» **Exercise aim**
Give all of the lines again, with nothing added or dropped.

═══ Input records ═══

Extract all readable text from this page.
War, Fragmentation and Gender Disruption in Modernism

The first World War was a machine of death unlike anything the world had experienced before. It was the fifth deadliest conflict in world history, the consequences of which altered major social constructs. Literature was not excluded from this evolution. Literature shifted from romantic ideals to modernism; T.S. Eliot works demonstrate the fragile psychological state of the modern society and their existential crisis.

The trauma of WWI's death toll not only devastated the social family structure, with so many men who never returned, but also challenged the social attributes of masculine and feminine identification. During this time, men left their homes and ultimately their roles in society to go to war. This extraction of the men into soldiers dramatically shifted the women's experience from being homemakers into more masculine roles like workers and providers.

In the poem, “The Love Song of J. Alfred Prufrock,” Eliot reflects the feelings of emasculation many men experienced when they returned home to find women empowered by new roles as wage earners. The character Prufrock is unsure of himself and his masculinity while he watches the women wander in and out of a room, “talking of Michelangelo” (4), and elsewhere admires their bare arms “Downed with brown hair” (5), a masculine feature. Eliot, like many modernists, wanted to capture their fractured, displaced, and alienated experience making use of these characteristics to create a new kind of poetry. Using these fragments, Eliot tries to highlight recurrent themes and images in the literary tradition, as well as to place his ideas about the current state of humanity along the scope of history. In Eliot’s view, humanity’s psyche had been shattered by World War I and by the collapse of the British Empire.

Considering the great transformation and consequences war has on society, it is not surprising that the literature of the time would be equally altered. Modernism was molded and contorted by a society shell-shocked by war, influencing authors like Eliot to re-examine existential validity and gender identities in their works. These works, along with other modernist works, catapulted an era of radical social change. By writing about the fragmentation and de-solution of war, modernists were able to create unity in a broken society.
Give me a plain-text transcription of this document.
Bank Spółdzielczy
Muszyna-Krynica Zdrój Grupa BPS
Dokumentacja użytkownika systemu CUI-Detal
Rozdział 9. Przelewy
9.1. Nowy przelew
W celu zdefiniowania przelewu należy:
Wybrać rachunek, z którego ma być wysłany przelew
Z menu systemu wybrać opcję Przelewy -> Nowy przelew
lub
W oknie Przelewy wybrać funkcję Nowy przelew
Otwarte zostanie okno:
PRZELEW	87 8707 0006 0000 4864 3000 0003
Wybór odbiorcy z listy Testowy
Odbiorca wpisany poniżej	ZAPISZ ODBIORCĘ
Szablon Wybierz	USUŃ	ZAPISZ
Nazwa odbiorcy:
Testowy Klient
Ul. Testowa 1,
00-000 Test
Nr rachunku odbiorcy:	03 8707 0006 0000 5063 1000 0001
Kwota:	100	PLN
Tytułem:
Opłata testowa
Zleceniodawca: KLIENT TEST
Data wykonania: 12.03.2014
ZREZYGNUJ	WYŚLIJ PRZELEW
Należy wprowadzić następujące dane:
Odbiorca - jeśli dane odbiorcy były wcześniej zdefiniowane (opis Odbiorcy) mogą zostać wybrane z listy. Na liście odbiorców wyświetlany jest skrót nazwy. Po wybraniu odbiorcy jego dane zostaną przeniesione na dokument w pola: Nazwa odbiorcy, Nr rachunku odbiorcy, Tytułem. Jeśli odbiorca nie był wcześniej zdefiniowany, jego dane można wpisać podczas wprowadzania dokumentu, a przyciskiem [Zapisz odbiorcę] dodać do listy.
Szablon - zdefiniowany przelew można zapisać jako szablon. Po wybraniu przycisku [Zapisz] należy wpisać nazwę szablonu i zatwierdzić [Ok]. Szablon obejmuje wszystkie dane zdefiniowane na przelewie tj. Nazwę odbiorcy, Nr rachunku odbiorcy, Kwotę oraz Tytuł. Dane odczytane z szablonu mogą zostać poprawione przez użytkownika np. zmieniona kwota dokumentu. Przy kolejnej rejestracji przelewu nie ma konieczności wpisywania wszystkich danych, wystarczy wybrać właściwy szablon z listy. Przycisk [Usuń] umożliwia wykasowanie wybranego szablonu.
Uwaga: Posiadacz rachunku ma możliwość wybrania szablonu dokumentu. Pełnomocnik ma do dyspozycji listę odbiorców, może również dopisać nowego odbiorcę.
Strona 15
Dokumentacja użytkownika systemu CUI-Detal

═══

» **Exercise answer**
Extract all readable text from this page.
War, Fragmentation and Gender Disruption in Modernism

The first World War was a machine of death unlike anything the world had experienced before. It was the fifth deadliest conflict in world history, the consequences of which altered major social constructs. Literature was not excluded from this evolution. Literature shifted from romantic ideals to modernism; T.S. Eliot works demonstrate the fragile psychological state of the modern society and their existential crisis.

The trauma of WWI's death toll not only devastated the social family structure, with so many men who never returned, but also challenged the social attributes of masculine and feminine identification. During this time, men left their homes and ultimately their roles in society to go to war. This extraction of the men into soldiers dramatically shifted the women's experience from being homemakers into more masculine roles like workers and providers.

In the poem, “The Love Song of J. Alfred Prufrock,” Eliot reflects the feelings of emasculation many men experienced when they returned home to find women empowered by new roles as wage earners. The character Prufrock is unsure of himself and his masculinity while he watches the women wander in and out of a room, “talking of Michelangelo” (4), and elsewhere admires their bare arms “Downed with brown hair” (5), a masculine feature. Eliot, like many modernists, wanted to capture their fractured, displaced, and alienated experience making use of these characteristics to create a new kind of poetry. Using these fragments, Eliot tries to highlight recurrent themes and images in the literary tradition, as well as to place his ideas about the current state of humanity along the scope of history. In Eliot’s view, humanity’s psyche had been shattered by World War I and by the collapse of the British Empire.

Considering the great transformation and consequences war has on society, it is not surprising that the literature of the time would be equally altered. Modernism was molded and contorted by a society shell-shocked by war, influencing authors like Eliot to re-examine existential validity and gender identities in their works. These works, along with other modernist works, catapulted an era of radical social change. By writing about the fragmentation and de-solution of war, modernists were able to create unity in a broken society.
Give me a plain-text transcription of this document.
Bank Spółdzielczy
Muszyna-Krynica Zdrój Grupa BPS
Dokumentacja użytkownika systemu CUI-Detal
Rozdział 9. Przelewy
9.1. Nowy przelew
W celu zdefiniowania przelewu należy:
Wybrać rachunek, z którego ma być wysłany przelew
Z menu systemu wybrać opcję Przelewy -> Nowy przelew
lub
W oknie Przelewy wybrać funkcję Nowy przelew
Otwarte zostanie okno:
PRZELEW	87 8707 0006 0000 4864 3000 0003
Wybór odbiorcy z listy Testowy
Odbiorca wpisany poniżej	ZAPISZ ODBIORCĘ
Szablon Wybierz	USUŃ	ZAPISZ
Nazwa odbiorcy:
Testowy Klient
Ul. Testowa 1,
00-000 Test
Nr rachunku odbiorcy:	03 8707 0006 0000 5063 1000 0001
Kwota:	100	PLN
Tytułem:
Opłata testowa
Zleceniodawca: KLIENT TEST
Data wykonania: 12.03.2014
ZREZYGNUJ	WYŚLIJ PRZELEW
Należy wprowadzić następujące dane:
Odbiorca - jeśli dane odbiorcy były wcześniej zdefiniowane (opis Odbiorcy) mogą zostać wybrane z listy. Na liście odbiorców wyświetlany jest skrót nazwy. Po wybraniu odbiorcy jego dane zostaną przeniesione na dokument w pola: Nazwa odbiorcy, Nr rachunku odbiorcy, Tytułem. Jeśli odbiorca nie był wcześniej zdefiniowany, jego dane można wpisać podczas wprowadzania dokumentu, a przyciskiem [Zapisz odbiorcę] dodać do listy.
Szablon - zdefiniowany przelew można zapisać jako szablon. Po wybraniu przycisku [Zapisz] należy wpisać nazwę szablonu i zatwierdzić [Ok]. Szablon obejmuje wszystkie dane zdefiniowane na przelewie tj. Nazwę odbiorcy, Nr rachunku odbiorcy, Kwotę oraz Tytuł. Dane odczytane z szablonu mogą zostać poprawione przez użytkownika np. zmieniona kwota dokumentu. Przy kolejnej rejestracji przelewu nie ma konieczności wpisywania wszystkich danych, wystarczy wybrać właściwy szablon z listy. Przycisk [Usuń] umożliwia wykasowanie wybranego szablonu.
Uwaga: Posiadacz rachunku ma możliwość wybrania szablonu dokumentu. Pełnomocnik ma do dyspozycji listę odbiorców, może również dopisać nowego odbiorcę.
Strona 15
Dokumentacja użytkownika systemu CUI-Detal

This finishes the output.